REQUIREMENT: Scan the records and identify every line in which the string "value" occurs, then return those lines.
# # # # #
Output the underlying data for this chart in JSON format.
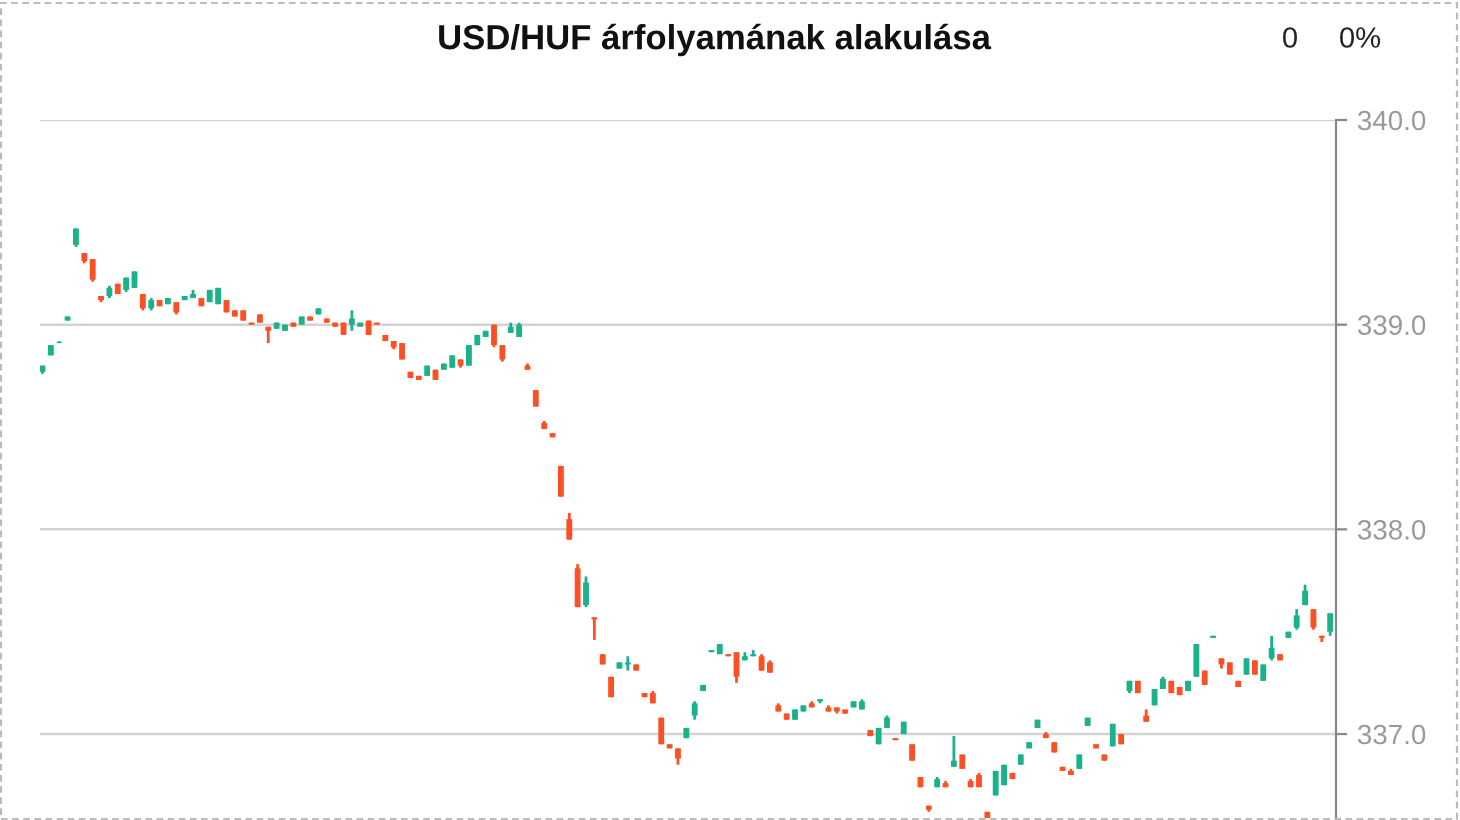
{
  "chart_data": {
    "type": "candlestick",
    "title": "USD/HUF árfolyamának alakulása",
    "annotations": [
      "0",
      "0%"
    ],
    "categories": [
      null,
      null,
      null,
      null,
      null,
      null,
      null,
      null,
      null,
      null,
      null,
      null,
      null,
      null,
      null,
      null,
      null,
      null,
      null,
      null,
      null,
      null,
      null,
      null,
      null,
      null,
      null,
      null,
      null,
      null,
      null,
      null,
      null,
      null,
      null,
      null,
      null,
      null,
      null,
      null,
      null,
      null,
      null,
      null,
      null,
      null,
      null,
      null,
      null,
      null,
      null,
      null,
      null,
      null,
      null,
      null,
      null,
      null,
      null,
      null,
      null,
      null,
      null,
      null,
      null,
      null,
      null,
      null,
      null,
      null,
      null,
      null,
      null,
      null,
      null,
      null,
      null,
      null,
      null,
      null,
      null,
      null,
      null,
      null,
      null,
      null,
      null,
      null,
      null,
      null,
      null,
      null,
      null,
      null,
      null,
      null,
      null,
      null,
      null,
      null,
      null,
      null,
      null,
      null,
      null,
      null,
      null,
      null,
      null,
      null,
      null,
      null,
      null,
      null,
      null,
      null,
      null,
      null,
      null,
      null,
      null,
      null,
      null,
      null,
      null,
      null,
      null,
      null,
      null,
      null,
      null,
      null,
      null,
      null,
      null,
      null,
      null,
      null,
      null,
      null,
      null,
      null,
      null,
      null,
      null,
      null,
      null,
      null,
      null,
      null,
      null,
      null,
      null,
      null,
      null
    ],
    "ohlc": [
      [
        338.77,
        338.8,
        338.76,
        338.8
      ],
      [
        338.85,
        338.9,
        338.85,
        338.9
      ],
      [
        338.91,
        338.92,
        338.91,
        338.91
      ],
      [
        339.02,
        339.04,
        339.02,
        339.04
      ],
      [
        339.39,
        339.47,
        339.38,
        339.47
      ],
      [
        339.35,
        339.35,
        339.3,
        339.31
      ],
      [
        339.32,
        339.32,
        339.21,
        339.22
      ],
      [
        339.14,
        339.14,
        339.11,
        339.12
      ],
      [
        339.14,
        339.19,
        339.13,
        339.18
      ],
      [
        339.2,
        339.2,
        339.15,
        339.15
      ],
      [
        339.17,
        339.23,
        339.16,
        339.23
      ],
      [
        339.18,
        339.26,
        339.18,
        339.26
      ],
      [
        339.15,
        339.15,
        339.07,
        339.08
      ],
      [
        339.08,
        339.13,
        339.07,
        339.12
      ],
      [
        339.12,
        339.12,
        339.09,
        339.09
      ],
      [
        339.1,
        339.13,
        339.1,
        339.13
      ],
      [
        339.11,
        339.11,
        339.05,
        339.06
      ],
      [
        339.12,
        339.14,
        339.12,
        339.14
      ],
      [
        339.13,
        339.17,
        339.13,
        339.15
      ],
      [
        339.13,
        339.13,
        339.09,
        339.09
      ],
      [
        339.11,
        339.17,
        339.11,
        339.17
      ],
      [
        339.1,
        339.18,
        339.1,
        339.18
      ],
      [
        339.12,
        339.12,
        339.06,
        339.06
      ],
      [
        339.07,
        339.07,
        339.04,
        339.04
      ],
      [
        339.07,
        339.07,
        339.02,
        339.02
      ],
      [
        339.01,
        339.01,
        339.0,
        339.0
      ],
      [
        339.05,
        339.05,
        339.01,
        339.01
      ],
      [
        338.99,
        338.99,
        338.91,
        338.97
      ],
      [
        338.98,
        339.01,
        338.98,
        339.01
      ],
      [
        338.97,
        339.0,
        338.97,
        339.0
      ],
      [
        339.01,
        339.01,
        338.99,
        338.99
      ],
      [
        339.0,
        339.04,
        339.0,
        339.04
      ],
      [
        339.04,
        339.04,
        339.02,
        339.02
      ],
      [
        339.05,
        339.08,
        339.05,
        339.08
      ],
      [
        339.03,
        339.03,
        339.01,
        339.01
      ],
      [
        339.01,
        339.01,
        338.99,
        338.99
      ],
      [
        339.01,
        339.01,
        338.95,
        338.95
      ],
      [
        339.0,
        339.07,
        338.97,
        339.03
      ],
      [
        338.99,
        339.01,
        338.99,
        339.01
      ],
      [
        339.02,
        339.02,
        338.95,
        338.95
      ],
      [
        339.01,
        339.01,
        339.0,
        339.0
      ],
      [
        338.95,
        338.95,
        338.92,
        338.92
      ],
      [
        338.92,
        338.92,
        338.88,
        338.89
      ],
      [
        338.91,
        338.91,
        338.83,
        338.83
      ],
      [
        338.77,
        338.77,
        338.74,
        338.74
      ],
      [
        338.75,
        338.75,
        338.73,
        338.73
      ],
      [
        338.75,
        338.8,
        338.75,
        338.8
      ],
      [
        338.78,
        338.78,
        338.73,
        338.73
      ],
      [
        338.78,
        338.81,
        338.78,
        338.81
      ],
      [
        338.79,
        338.85,
        338.79,
        338.85
      ],
      [
        338.83,
        338.83,
        338.79,
        338.8
      ],
      [
        338.8,
        338.9,
        338.8,
        338.9
      ],
      [
        338.9,
        338.95,
        338.9,
        338.95
      ],
      [
        338.94,
        338.97,
        338.94,
        338.97
      ],
      [
        339.0,
        339.0,
        338.89,
        338.9
      ],
      [
        338.9,
        338.9,
        338.82,
        338.83
      ],
      [
        338.96,
        339.01,
        338.96,
        338.99
      ],
      [
        338.94,
        339.01,
        338.94,
        339.0
      ],
      [
        338.8,
        338.81,
        338.78,
        338.78
      ],
      [
        338.68,
        338.68,
        338.6,
        338.6
      ],
      [
        338.52,
        338.53,
        338.49,
        338.49
      ],
      [
        338.47,
        338.47,
        338.45,
        338.45
      ],
      [
        338.31,
        338.31,
        338.16,
        338.16
      ],
      [
        338.05,
        338.08,
        337.95,
        337.95
      ],
      [
        337.81,
        337.83,
        337.62,
        337.62
      ],
      [
        337.63,
        337.77,
        337.62,
        337.74
      ],
      [
        337.57,
        337.57,
        337.46,
        337.56
      ],
      [
        337.39,
        337.39,
        337.34,
        337.34
      ],
      [
        337.28,
        337.28,
        337.18,
        337.18
      ],
      [
        337.32,
        337.35,
        337.32,
        337.35
      ],
      [
        337.34,
        337.38,
        337.31,
        337.35
      ],
      [
        337.34,
        337.34,
        337.31,
        337.31
      ],
      [
        337.2,
        337.2,
        337.18,
        337.18
      ],
      [
        337.2,
        337.21,
        337.15,
        337.15
      ],
      [
        337.08,
        337.08,
        336.95,
        336.95
      ],
      [
        336.95,
        336.95,
        336.93,
        336.93
      ],
      [
        336.93,
        336.93,
        336.85,
        336.88
      ],
      [
        336.98,
        337.03,
        336.98,
        337.03
      ],
      [
        337.09,
        337.16,
        337.07,
        337.15
      ],
      [
        337.21,
        337.24,
        337.21,
        337.24
      ],
      [
        337.4,
        337.41,
        337.4,
        337.41
      ],
      [
        337.39,
        337.44,
        337.39,
        337.44
      ],
      [
        337.39,
        337.39,
        337.38,
        337.38
      ],
      [
        337.4,
        337.4,
        337.25,
        337.28
      ],
      [
        337.36,
        337.4,
        337.36,
        337.38
      ],
      [
        337.38,
        337.41,
        337.38,
        337.39
      ],
      [
        337.38,
        337.39,
        337.31,
        337.31
      ],
      [
        337.35,
        337.36,
        337.3,
        337.3
      ],
      [
        337.14,
        337.15,
        337.11,
        337.11
      ],
      [
        337.1,
        337.1,
        337.07,
        337.07
      ],
      [
        337.07,
        337.12,
        337.07,
        337.12
      ],
      [
        337.11,
        337.14,
        337.11,
        337.14
      ],
      [
        337.15,
        337.16,
        337.13,
        337.13
      ],
      [
        337.16,
        337.17,
        337.15,
        337.17
      ],
      [
        337.13,
        337.14,
        337.11,
        337.11
      ],
      [
        337.13,
        337.13,
        337.1,
        337.11
      ],
      [
        337.12,
        337.12,
        337.1,
        337.1
      ],
      [
        337.13,
        337.16,
        337.13,
        337.16
      ],
      [
        337.12,
        337.17,
        337.12,
        337.16
      ],
      [
        337.02,
        337.02,
        336.99,
        336.99
      ],
      [
        336.95,
        337.03,
        336.95,
        337.03
      ],
      [
        337.03,
        337.09,
        337.03,
        337.08
      ],
      [
        336.98,
        336.98,
        336.97,
        336.97
      ],
      [
        337.0,
        337.06,
        337.0,
        337.06
      ],
      [
        336.95,
        336.95,
        336.87,
        336.87
      ],
      [
        336.79,
        336.79,
        336.74,
        336.74
      ],
      [
        336.65,
        336.65,
        336.62,
        336.63
      ],
      [
        336.74,
        336.79,
        336.74,
        336.78
      ],
      [
        336.76,
        336.77,
        336.74,
        336.74
      ],
      [
        336.84,
        336.99,
        336.84,
        336.87
      ],
      [
        336.9,
        336.9,
        336.83,
        336.83
      ],
      [
        336.77,
        336.78,
        336.74,
        336.74
      ],
      [
        336.8,
        336.81,
        336.74,
        336.74
      ],
      [
        336.62,
        336.62,
        336.59,
        336.59
      ],
      [
        336.7,
        336.82,
        336.7,
        336.82
      ],
      [
        336.75,
        336.85,
        336.75,
        336.85
      ],
      [
        336.81,
        336.81,
        336.78,
        336.78
      ],
      [
        336.85,
        336.9,
        336.85,
        336.9
      ],
      [
        336.93,
        336.96,
        336.93,
        336.96
      ],
      [
        337.03,
        337.07,
        337.03,
        337.07
      ],
      [
        337.0,
        337.01,
        336.98,
        336.98
      ],
      [
        336.96,
        336.96,
        336.91,
        336.91
      ],
      [
        336.84,
        336.84,
        336.82,
        336.82
      ],
      [
        336.82,
        336.83,
        336.8,
        336.8
      ],
      [
        336.83,
        336.9,
        336.83,
        336.9
      ],
      [
        337.04,
        337.08,
        337.04,
        337.08
      ],
      [
        336.95,
        336.95,
        336.93,
        336.93
      ],
      [
        336.9,
        336.9,
        336.87,
        336.87
      ],
      [
        336.94,
        337.05,
        336.94,
        337.05
      ],
      [
        337.0,
        337.0,
        336.95,
        336.95
      ],
      [
        337.21,
        337.26,
        337.2,
        337.26
      ],
      [
        337.26,
        337.26,
        337.2,
        337.2
      ],
      [
        337.09,
        337.12,
        337.06,
        337.06
      ],
      [
        337.14,
        337.22,
        337.14,
        337.22
      ],
      [
        337.22,
        337.28,
        337.22,
        337.27
      ],
      [
        337.26,
        337.26,
        337.2,
        337.2
      ],
      [
        337.23,
        337.23,
        337.19,
        337.19
      ],
      [
        337.21,
        337.26,
        337.21,
        337.26
      ],
      [
        337.28,
        337.44,
        337.28,
        337.44
      ],
      [
        337.31,
        337.31,
        337.24,
        337.24
      ],
      [
        337.47,
        337.48,
        337.47,
        337.48
      ],
      [
        337.37,
        337.37,
        337.32,
        337.34
      ],
      [
        337.35,
        337.35,
        337.29,
        337.29
      ],
      [
        337.26,
        337.26,
        337.23,
        337.23
      ],
      [
        337.29,
        337.37,
        337.29,
        337.37
      ],
      [
        337.36,
        337.36,
        337.29,
        337.29
      ],
      [
        337.26,
        337.34,
        337.26,
        337.34
      ],
      [
        337.37,
        337.48,
        337.36,
        337.42
      ],
      [
        337.39,
        337.39,
        337.36,
        337.36
      ],
      [
        337.47,
        337.5,
        337.47,
        337.5
      ],
      [
        337.52,
        337.61,
        337.51,
        337.58
      ],
      [
        337.63,
        337.73,
        337.63,
        337.7
      ],
      [
        337.61,
        337.61,
        337.51,
        337.52
      ],
      [
        337.48,
        337.48,
        337.45,
        337.47
      ],
      [
        337.5,
        337.59,
        337.48,
        337.59
      ]
    ],
    "colors": [
      "#19b28a",
      "#19b28a",
      "#19b28a",
      "#19b28a",
      "#19b28a",
      "#fc5024",
      "#fc5024",
      "#fc5024",
      "#19b28a",
      "#fc5024",
      "#19b28a",
      "#19b28a",
      "#fc5024",
      "#19b28a",
      "#fc5024",
      "#19b28a",
      "#fc5024",
      "#19b28a",
      "#19b28a",
      "#fc5024",
      "#19b28a",
      "#19b28a",
      "#fc5024",
      "#fc5024",
      "#fc5024",
      "#fc5024",
      "#fc5024",
      "#fc5024",
      "#19b28a",
      "#19b28a",
      "#fc5024",
      "#19b28a",
      "#fc5024",
      "#19b28a",
      "#fc5024",
      "#fc5024",
      "#fc5024",
      "#19b28a",
      "#19b28a",
      "#fc5024",
      "#fc5024",
      "#fc5024",
      "#fc5024",
      "#fc5024",
      "#fc5024",
      "#fc5024",
      "#19b28a",
      "#fc5024",
      "#19b28a",
      "#19b28a",
      "#fc5024",
      "#19b28a",
      "#19b28a",
      "#19b28a",
      "#fc5024",
      "#fc5024",
      "#19b28a",
      "#19b28a",
      "#fc5024",
      "#fc5024",
      "#fc5024",
      "#fc5024",
      "#fc5024",
      "#fc5024",
      "#fc5024",
      "#19b28a",
      "#fc5024",
      "#fc5024",
      "#fc5024",
      "#19b28a",
      "#19b28a",
      "#fc5024",
      "#fc5024",
      "#fc5024",
      "#fc5024",
      "#fc5024",
      "#fc5024",
      "#19b28a",
      "#19b28a",
      "#19b28a",
      "#19b28a",
      "#19b28a",
      "#fc5024",
      "#fc5024",
      "#19b28a",
      "#19b28a",
      "#fc5024",
      "#fc5024",
      "#fc5024",
      "#fc5024",
      "#19b28a",
      "#19b28a",
      "#fc5024",
      "#19b28a",
      "#fc5024",
      "#fc5024",
      "#fc5024",
      "#19b28a",
      "#19b28a",
      "#fc5024",
      "#19b28a",
      "#19b28a",
      "#fc5024",
      "#19b28a",
      "#fc5024",
      "#fc5024",
      "#fc5024",
      "#19b28a",
      "#fc5024",
      "#19b28a",
      "#fc5024",
      "#fc5024",
      "#fc5024",
      "#fc5024",
      "#19b28a",
      "#19b28a",
      "#fc5024",
      "#19b28a",
      "#19b28a",
      "#19b28a",
      "#fc5024",
      "#fc5024",
      "#fc5024",
      "#fc5024",
      "#19b28a",
      "#19b28a",
      "#fc5024",
      "#fc5024",
      "#19b28a",
      "#fc5024",
      "#19b28a",
      "#fc5024",
      "#fc5024",
      "#19b28a",
      "#19b28a",
      "#fc5024",
      "#fc5024",
      "#19b28a",
      "#19b28a",
      "#fc5024",
      "#19b28a",
      "#fc5024",
      "#fc5024",
      "#fc5024",
      "#19b28a",
      "#fc5024",
      "#19b28a",
      "#19b28a",
      "#fc5024",
      "#19b28a",
      "#19b28a",
      "#19b28a",
      "#fc5024",
      "#fc5024",
      "#19b28a"
    ],
    "ylim": [
      336.58,
      340.0
    ],
    "yticks": [
      {
        "value": 337,
        "label": "337.0"
      },
      {
        "value": 338,
        "label": "338.0"
      },
      {
        "value": 339,
        "label": "339.0"
      },
      {
        "value": 340,
        "label": "340.0"
      }
    ],
    "grid": "y",
    "tick_labels": "y"
  }
}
# # # # #
COMPLETED EXERCISE:
        "value": 337,
        "value": 338,
        "value": 339,
        "value": 340,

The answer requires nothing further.